Text segment:
╭──
India Tax: AAR concludes no tax liability of nonresident on merger into Indian company

The Indian Authority for Advance Rulings (AAR) issued a ruling on 21 January 2022 concluding that the amalgamation of nonresident companies into an Indian company does not give rise to any tax liability on the part of the nonresidents.

Three nonresident companies (Star Television Entertainment Limited, Star Asian Movies Limited and Star Asia Region FZLLC) belonging to the same group own "Indian language" entertainment channels. The group also has an Indian company, Star India Private Limited, that markets the channels and from which it derives subscription and advertising revenue. For commercial and business reasons, it was decided to consolidate the Indian language channels into the Indian company and to amalgamate the three foreign companies, together with all their assets and liabilities, into the Indian company through an amalgamation under the Indian Companies Act.

According to the scheme of amalgamation, the Indian company will issue shares to the shareholders of the nonresident companies. The scheme of amalgamation was filed with the jurisdictional High Court and is pending approval, but, before filing the application, the nonresident companies sold their "non-Indian language" channels to another overseas group company. The Indian tax authorities took the position that the proposed amalgamation should be disregarded because its sole purpose is to avoid capital gains tax in India and the transaction has no legitimate purpose other than to avoid tax. The foreign companies and their shareholders requested a ruling from the AAR on whether the proposed amalgamation results in any Indian tax liability.

The AAR concluded that the amalgamation of the three nonresident companies into the Indian entity does not give rise to any Indian tax liability for the nonresidents. The AAR reiterated the rule that contracting parties are free to enter into a transaction that has the effect of granting an exemption under the tax law, and that the proposed amalgamation and restructuring have a definite business purpose. This is a very pragmatic ruling in the area of cross border mergers.
╰──
Exercise tasks:
**A)** Please return, word for word, the part of the AAR ruling summary that opens with the words containing "India Tax: AAR" and closes with "of the nonresidents.".
**B)** According to the AAR ruling summary, on what date did the Authority for Advance Rulings issue its ruling?
The data comes from a separate source, unrelated to the AAR ruling summary.

Document layout detection data:
╭──
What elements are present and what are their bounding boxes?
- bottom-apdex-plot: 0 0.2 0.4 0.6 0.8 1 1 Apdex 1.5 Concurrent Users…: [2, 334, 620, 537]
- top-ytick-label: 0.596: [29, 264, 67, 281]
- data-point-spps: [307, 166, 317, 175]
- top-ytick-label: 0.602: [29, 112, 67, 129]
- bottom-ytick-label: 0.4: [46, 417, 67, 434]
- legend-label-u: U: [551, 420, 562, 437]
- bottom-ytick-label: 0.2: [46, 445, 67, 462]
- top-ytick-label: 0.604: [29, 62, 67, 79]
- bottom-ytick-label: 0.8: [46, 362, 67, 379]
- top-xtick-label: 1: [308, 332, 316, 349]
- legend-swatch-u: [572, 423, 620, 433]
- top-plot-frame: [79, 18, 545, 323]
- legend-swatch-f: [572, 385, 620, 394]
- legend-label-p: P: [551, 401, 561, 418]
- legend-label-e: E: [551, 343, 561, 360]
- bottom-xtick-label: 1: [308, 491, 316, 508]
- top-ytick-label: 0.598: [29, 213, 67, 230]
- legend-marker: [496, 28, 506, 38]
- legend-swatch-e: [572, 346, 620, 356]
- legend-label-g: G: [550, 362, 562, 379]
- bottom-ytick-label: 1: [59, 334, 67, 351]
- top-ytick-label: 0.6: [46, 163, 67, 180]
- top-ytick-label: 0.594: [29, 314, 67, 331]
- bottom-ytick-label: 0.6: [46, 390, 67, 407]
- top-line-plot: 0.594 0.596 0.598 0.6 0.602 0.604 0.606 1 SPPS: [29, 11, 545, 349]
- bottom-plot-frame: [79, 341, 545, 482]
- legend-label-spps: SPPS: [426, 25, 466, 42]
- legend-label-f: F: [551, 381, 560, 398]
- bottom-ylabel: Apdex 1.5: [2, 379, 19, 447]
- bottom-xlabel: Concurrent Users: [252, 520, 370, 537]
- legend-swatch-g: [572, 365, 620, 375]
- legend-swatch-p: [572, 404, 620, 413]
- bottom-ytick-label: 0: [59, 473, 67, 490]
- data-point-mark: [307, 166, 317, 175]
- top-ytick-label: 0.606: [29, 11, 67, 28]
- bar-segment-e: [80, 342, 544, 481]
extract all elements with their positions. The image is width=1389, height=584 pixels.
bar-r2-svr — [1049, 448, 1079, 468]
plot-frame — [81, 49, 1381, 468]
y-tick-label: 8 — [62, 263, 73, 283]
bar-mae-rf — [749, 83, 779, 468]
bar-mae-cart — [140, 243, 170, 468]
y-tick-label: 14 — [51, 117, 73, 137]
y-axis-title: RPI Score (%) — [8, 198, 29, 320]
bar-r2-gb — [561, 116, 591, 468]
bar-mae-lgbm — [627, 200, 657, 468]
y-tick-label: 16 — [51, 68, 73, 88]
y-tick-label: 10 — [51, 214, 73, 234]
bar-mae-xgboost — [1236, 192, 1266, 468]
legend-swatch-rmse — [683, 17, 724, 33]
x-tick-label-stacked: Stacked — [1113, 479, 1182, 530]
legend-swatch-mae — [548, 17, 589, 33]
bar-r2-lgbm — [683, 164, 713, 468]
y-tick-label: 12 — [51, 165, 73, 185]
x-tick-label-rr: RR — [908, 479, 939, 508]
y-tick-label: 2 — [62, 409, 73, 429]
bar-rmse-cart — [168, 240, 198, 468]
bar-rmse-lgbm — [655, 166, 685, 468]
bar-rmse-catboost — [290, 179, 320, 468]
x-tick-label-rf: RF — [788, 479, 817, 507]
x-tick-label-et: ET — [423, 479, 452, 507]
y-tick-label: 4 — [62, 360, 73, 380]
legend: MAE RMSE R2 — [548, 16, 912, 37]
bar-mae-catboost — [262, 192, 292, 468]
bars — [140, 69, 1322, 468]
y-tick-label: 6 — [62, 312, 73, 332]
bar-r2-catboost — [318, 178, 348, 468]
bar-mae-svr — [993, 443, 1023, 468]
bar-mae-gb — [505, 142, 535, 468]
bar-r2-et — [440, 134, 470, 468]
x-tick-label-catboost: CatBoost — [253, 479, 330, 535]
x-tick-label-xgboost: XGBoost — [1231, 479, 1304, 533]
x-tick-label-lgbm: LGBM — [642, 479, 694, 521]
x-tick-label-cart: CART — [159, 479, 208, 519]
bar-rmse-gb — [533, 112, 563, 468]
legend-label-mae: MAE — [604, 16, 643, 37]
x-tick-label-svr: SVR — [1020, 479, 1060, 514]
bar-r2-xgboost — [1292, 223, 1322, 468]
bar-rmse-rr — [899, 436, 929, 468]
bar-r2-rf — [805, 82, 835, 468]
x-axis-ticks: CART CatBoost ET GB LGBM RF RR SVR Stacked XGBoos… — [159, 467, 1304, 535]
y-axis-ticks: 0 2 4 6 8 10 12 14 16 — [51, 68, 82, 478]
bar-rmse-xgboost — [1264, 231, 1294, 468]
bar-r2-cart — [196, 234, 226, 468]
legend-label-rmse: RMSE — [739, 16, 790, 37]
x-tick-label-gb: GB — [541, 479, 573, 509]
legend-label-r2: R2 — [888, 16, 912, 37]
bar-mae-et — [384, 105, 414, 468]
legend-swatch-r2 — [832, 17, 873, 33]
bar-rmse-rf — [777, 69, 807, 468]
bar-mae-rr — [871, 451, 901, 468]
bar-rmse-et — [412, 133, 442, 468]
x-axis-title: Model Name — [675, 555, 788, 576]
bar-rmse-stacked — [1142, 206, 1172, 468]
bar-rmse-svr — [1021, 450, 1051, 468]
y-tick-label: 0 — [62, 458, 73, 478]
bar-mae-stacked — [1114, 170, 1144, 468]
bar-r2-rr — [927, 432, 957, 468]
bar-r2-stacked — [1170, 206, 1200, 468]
╰──
Completed exercise:
**A)**
India Tax: AAR concludes no tax liability of nonresident on merger into Indian company

The Indian Authority for Advance Rulings (AAR) issued a ruling on 21 January 2022 concluding that the amalgamation of nonresident companies into an Indian company does not give rise to any tax liability on the part of the nonresidents.

**B)** 21 January 2022